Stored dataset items
** start **
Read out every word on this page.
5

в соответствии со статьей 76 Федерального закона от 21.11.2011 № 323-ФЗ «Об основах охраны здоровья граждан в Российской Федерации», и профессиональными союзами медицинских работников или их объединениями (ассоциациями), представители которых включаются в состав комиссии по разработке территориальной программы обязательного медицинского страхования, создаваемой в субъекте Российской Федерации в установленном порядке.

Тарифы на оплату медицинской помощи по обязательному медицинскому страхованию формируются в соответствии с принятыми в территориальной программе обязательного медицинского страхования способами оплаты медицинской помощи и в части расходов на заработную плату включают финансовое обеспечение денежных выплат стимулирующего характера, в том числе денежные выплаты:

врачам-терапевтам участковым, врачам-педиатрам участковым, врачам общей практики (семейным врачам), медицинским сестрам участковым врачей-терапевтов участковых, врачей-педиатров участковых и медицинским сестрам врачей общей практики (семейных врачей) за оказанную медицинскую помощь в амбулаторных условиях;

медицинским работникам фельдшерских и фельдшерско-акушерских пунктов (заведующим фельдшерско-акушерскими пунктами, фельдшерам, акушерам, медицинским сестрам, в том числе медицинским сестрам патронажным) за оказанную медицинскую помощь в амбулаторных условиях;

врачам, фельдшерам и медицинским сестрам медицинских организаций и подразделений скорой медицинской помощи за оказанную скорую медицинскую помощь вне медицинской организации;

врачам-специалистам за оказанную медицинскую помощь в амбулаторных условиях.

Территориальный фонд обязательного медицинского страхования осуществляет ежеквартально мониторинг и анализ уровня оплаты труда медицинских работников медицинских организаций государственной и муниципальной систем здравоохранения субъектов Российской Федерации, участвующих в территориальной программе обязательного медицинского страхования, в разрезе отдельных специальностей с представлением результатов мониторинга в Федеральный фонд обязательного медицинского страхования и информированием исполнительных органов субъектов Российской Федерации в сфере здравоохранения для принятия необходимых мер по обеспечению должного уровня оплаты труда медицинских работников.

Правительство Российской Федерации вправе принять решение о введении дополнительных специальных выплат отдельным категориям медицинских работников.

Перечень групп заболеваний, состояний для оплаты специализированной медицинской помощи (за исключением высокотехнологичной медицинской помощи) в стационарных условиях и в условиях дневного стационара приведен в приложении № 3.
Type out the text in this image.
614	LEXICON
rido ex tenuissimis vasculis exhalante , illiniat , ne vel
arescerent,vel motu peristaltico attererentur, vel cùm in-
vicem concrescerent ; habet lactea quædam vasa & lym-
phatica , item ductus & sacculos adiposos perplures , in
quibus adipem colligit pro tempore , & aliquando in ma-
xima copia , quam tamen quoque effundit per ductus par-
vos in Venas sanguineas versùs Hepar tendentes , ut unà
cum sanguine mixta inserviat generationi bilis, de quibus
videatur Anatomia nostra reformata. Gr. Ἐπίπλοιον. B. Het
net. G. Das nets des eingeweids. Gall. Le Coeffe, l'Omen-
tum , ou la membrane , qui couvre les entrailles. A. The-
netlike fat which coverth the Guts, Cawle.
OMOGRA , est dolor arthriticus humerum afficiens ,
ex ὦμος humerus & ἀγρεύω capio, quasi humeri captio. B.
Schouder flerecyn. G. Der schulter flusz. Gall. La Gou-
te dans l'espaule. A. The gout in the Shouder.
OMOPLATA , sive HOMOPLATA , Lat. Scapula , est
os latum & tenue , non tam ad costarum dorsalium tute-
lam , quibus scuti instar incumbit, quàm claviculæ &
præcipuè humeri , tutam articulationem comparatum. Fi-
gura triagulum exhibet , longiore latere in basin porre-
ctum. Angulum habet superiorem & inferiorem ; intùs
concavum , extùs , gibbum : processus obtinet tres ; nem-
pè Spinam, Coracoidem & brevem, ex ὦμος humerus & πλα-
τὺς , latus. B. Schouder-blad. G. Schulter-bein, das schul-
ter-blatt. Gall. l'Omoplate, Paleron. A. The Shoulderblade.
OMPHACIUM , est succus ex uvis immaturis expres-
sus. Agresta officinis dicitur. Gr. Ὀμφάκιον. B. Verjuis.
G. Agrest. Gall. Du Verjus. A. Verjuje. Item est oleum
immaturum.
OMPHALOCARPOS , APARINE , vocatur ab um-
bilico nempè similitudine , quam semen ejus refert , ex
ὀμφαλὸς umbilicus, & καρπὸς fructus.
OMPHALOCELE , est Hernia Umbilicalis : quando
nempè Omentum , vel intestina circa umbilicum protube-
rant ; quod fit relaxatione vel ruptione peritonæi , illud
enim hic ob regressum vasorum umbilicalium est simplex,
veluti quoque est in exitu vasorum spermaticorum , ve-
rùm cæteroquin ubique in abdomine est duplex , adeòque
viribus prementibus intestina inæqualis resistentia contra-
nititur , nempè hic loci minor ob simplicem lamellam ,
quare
** end **
** start **
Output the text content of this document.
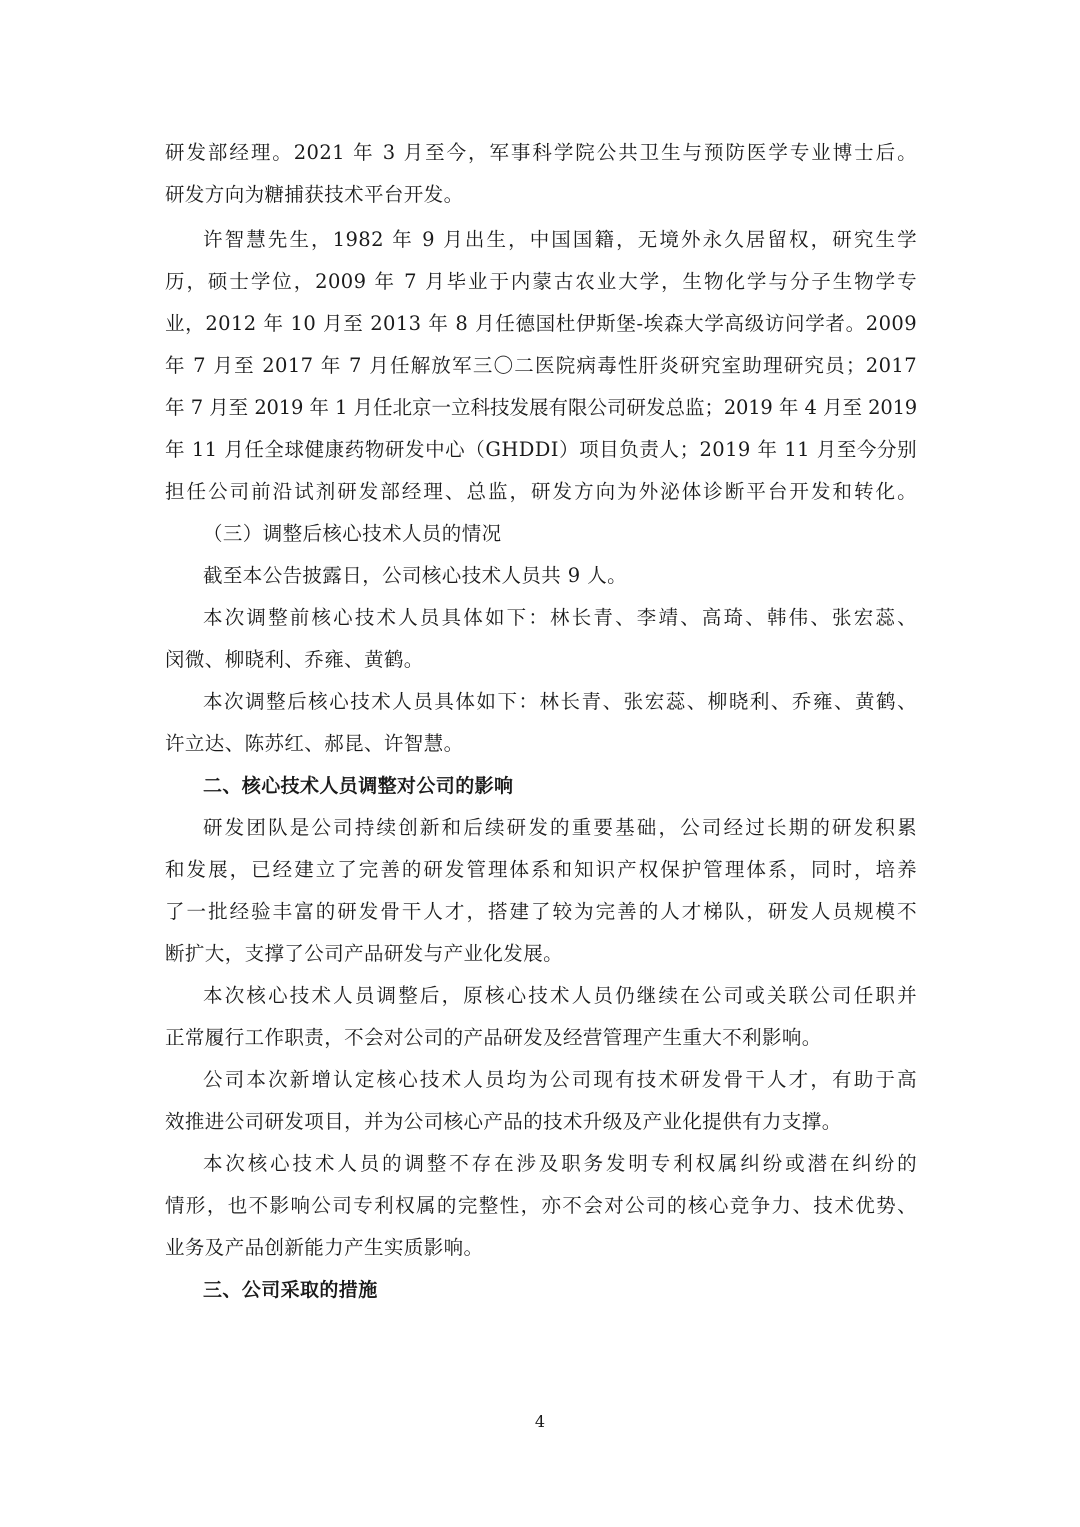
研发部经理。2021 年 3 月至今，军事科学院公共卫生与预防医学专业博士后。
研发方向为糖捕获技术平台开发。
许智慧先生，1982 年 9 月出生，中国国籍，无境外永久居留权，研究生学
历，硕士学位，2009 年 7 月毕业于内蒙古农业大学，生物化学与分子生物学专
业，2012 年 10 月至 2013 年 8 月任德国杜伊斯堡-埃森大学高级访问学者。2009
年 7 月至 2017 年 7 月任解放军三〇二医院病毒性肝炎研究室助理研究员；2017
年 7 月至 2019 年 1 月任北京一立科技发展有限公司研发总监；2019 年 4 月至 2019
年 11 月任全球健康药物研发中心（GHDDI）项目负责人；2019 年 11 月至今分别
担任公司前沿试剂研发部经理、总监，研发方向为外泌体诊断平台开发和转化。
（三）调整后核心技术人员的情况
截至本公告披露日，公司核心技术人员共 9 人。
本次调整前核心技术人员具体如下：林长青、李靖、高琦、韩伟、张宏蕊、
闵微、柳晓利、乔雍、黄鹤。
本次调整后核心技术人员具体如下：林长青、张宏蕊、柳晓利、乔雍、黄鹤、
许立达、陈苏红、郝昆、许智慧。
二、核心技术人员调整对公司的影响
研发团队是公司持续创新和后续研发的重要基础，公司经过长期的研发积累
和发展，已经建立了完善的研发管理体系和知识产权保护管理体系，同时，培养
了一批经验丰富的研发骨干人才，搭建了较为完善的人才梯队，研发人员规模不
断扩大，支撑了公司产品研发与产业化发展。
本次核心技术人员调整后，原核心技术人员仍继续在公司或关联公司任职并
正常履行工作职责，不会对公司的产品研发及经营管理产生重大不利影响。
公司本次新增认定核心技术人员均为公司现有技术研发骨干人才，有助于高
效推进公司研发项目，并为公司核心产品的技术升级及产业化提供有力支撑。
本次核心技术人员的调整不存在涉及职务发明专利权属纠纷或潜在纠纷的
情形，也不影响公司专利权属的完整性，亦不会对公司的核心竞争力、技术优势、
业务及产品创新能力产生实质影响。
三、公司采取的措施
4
** end **
- _AIM_
Check each line of the data above for the string "ductus" and report only how many lines have it.

- _ANSWER FOR THIS EXERCISE_
2